* INSTRUCTIONS FOR THE TASK
Count the lines in the items below that contain the word "Stop". Reply with the number alone.

## start AVAILABLE DATA

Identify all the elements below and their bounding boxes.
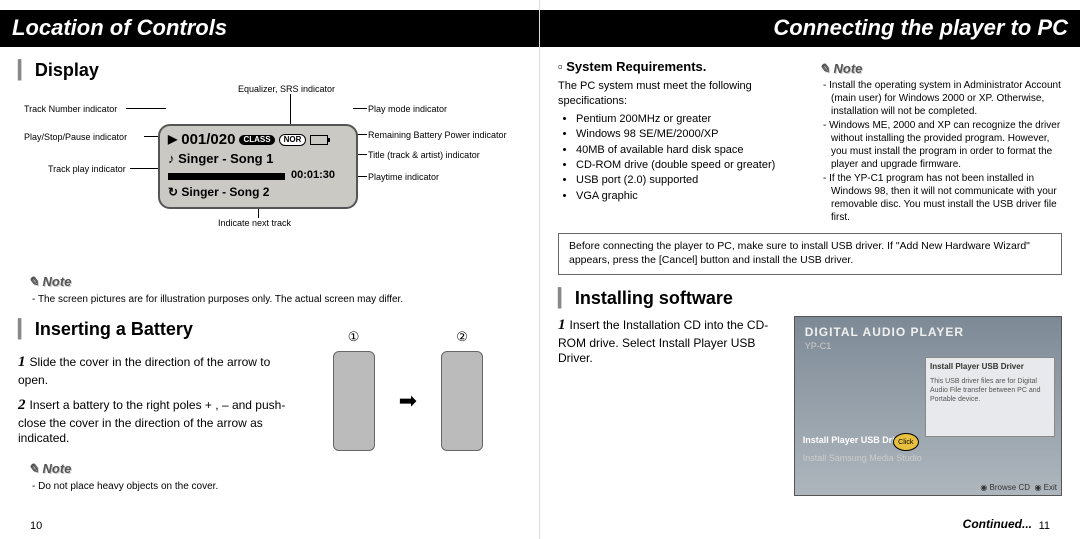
right-note-label: Note <box>819 61 1062 78</box>
label-play-stop-pause: Play/Stop/Pause indicator <box>24 132 127 144</box>
continued-label: Continued... <box>963 517 1032 533</box>
label-track-number: Track Number indicator <box>24 104 117 116</box>
figure-1-label: ① <box>348 329 360 346</box>
page-11: Connecting the player to PC ▫ System Req… <box>540 0 1080 539</box>
sys-req-item: 40MB of available hard disk space <box>576 143 801 157</box>
install-row: 1Insert the Installation CD into the CD-… <box>558 316 1062 496</box>
right-note-item: Windows ME, 2000 and XP can recognize th… <box>823 119 1062 171</box>
display-note-text: The screen pictures are for illustration… <box>32 293 521 306</box>
inserting-note-text: Do not place heavy objects on the cover. <box>32 480 521 493</box>
label-playtime: Playtime indicator <box>368 172 439 184</box>
step-1-text: Slide the cover in the direction of the … <box>18 355 270 387</box>
right-note-list: Install the operating system in Administ… <box>823 79 1062 224</box>
installing-title: Installing software <box>558 287 1062 310</box>
right-header: Connecting the player to PC <box>540 10 1080 47</box>
track-title-2: Singer - Song 2 <box>181 185 269 199</box>
label-title-track-artist: Title (track & artist) indicator <box>368 150 480 162</box>
label-play-mode: Play mode indicator <box>368 104 447 116</box>
progress-bar <box>168 173 285 180</box>
figure-2-label: ② <box>456 329 468 346</box>
installer-panel-text: This USB driver files are for Digital Au… <box>930 377 1050 404</box>
installer-menu-item-2: Install Samsung Media Studio <box>803 453 922 465</box>
sys-req-item: Pentium 200MHz or greater <box>576 112 801 126</box>
sys-req-item: VGA graphic <box>576 189 801 203</box>
display-note-label: Note <box>28 274 521 291</box>
sys-req-column: ▫ System Requirements. The PC system mus… <box>558 55 801 226</box>
battery-icon <box>310 135 328 145</box>
playtime-value: 00:01:30 <box>291 168 335 182</box>
page-10: Location of Controls Display Track Numbe… <box>0 0 540 539</box>
track-title-1: Singer - Song 1 <box>178 151 273 166</box>
display-screen: ▶ 001/020 CLASS NOR ♪ Singer - Song 1 00… <box>158 124 358 209</box>
click-badge: Click <box>893 433 919 451</box>
page-number-left: 10 <box>30 519 42 533</box>
play-icon: ▶ <box>168 132 177 148</box>
label-remaining-battery: Remaining Battery Power indicator <box>368 130 507 142</box>
sys-req-item: USB port (2.0) supported <box>576 173 801 187</box>
installer-screenshot: DIGITAL AUDIO PLAYER YP-C1 Install Playe… <box>794 316 1062 496</box>
next-track-icon: ↻ <box>168 185 178 199</box>
installer-panel-title: Install Player USB Driver <box>930 362 1050 372</box>
manual-spread: Location of Controls Display Track Numbe… <box>0 0 1080 539</box>
arrow-right-icon: ➡ <box>399 387 417 416</box>
inserting-title: Inserting a Battery <box>18 318 521 341</box>
sys-req-intro: The PC system must meet the following sp… <box>558 79 801 108</box>
label-track-play: Track play indicator <box>48 164 126 176</box>
right-note-item: If the YP-C1 program has not been instal… <box>823 172 1062 224</box>
display-title: Display <box>18 59 521 82</box>
music-note-icon: ♪ <box>168 151 175 166</box>
battery-figure-row: ① ➡ ② <box>295 347 521 455</box>
inserting-steps: 1Slide the cover in the direction of the… <box>18 347 295 455</box>
install-step-1: 1Insert the Installation CD into the CD-… <box>558 316 780 496</box>
class-badge: CLASS <box>239 135 274 145</box>
display-diagram: Track Number indicator Play/Stop/Pause i… <box>18 88 521 268</box>
step-2-text: Insert a battery to the right poles + , … <box>18 398 285 445</box>
device-figure-2 <box>441 351 483 451</box>
page-number-right: 11 <box>1039 519 1050 533</box>
sys-req-item: CD-ROM drive (double speed or greater) <box>576 158 801 172</box>
step-2: 2Insert a battery to the right poles + ,… <box>18 396 295 447</box>
mode-badge: NOR <box>279 134 307 146</box>
right-note-item: Install the operating system in Administ… <box>823 79 1062 118</box>
track-counter: 001/020 <box>181 130 235 150</box>
left-header: Location of Controls <box>0 10 539 47</box>
sys-req-item: Windows 98 SE/ME/2000/XP <box>576 127 801 141</box>
right-top-columns: ▫ System Requirements. The PC system mus… <box>558 55 1062 226</box>
installer-title: DIGITAL AUDIO PLAYER <box>795 317 1061 341</box>
installer-bottom-bar: ◉ Browse CD ◉ Exit <box>980 483 1057 493</box>
label-equalizer: Equalizer, SRS indicator <box>238 84 335 96</box>
before-connecting-box: Before connecting the player to PC, make… <box>558 233 1062 274</box>
installer-panel: Install Player USB Driver This USB drive… <box>925 357 1055 437</box>
installer-model: YP-C1 <box>795 341 1061 353</box>
sys-req-title: ▫ System Requirements. <box>558 59 801 76</box>
sys-req-list: Pentium 200MHz or greater Windows 98 SE/… <box>576 112 801 203</box>
install-step-1-text: Insert the Installation CD into the CD-R… <box>558 318 768 365</box>
inserting-note-label: Note <box>28 461 521 478</box>
step-1: 1Slide the cover in the direction of the… <box>18 353 295 388</box>
device-figure-1 <box>333 351 375 451</box>
label-indicate-next: Indicate next track <box>218 218 291 230</box>
note-column: Note Install the operating system in Adm… <box>819 55 1062 226</box>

## end AVAILABLE DATA

* COMPLETED EXERCISE
2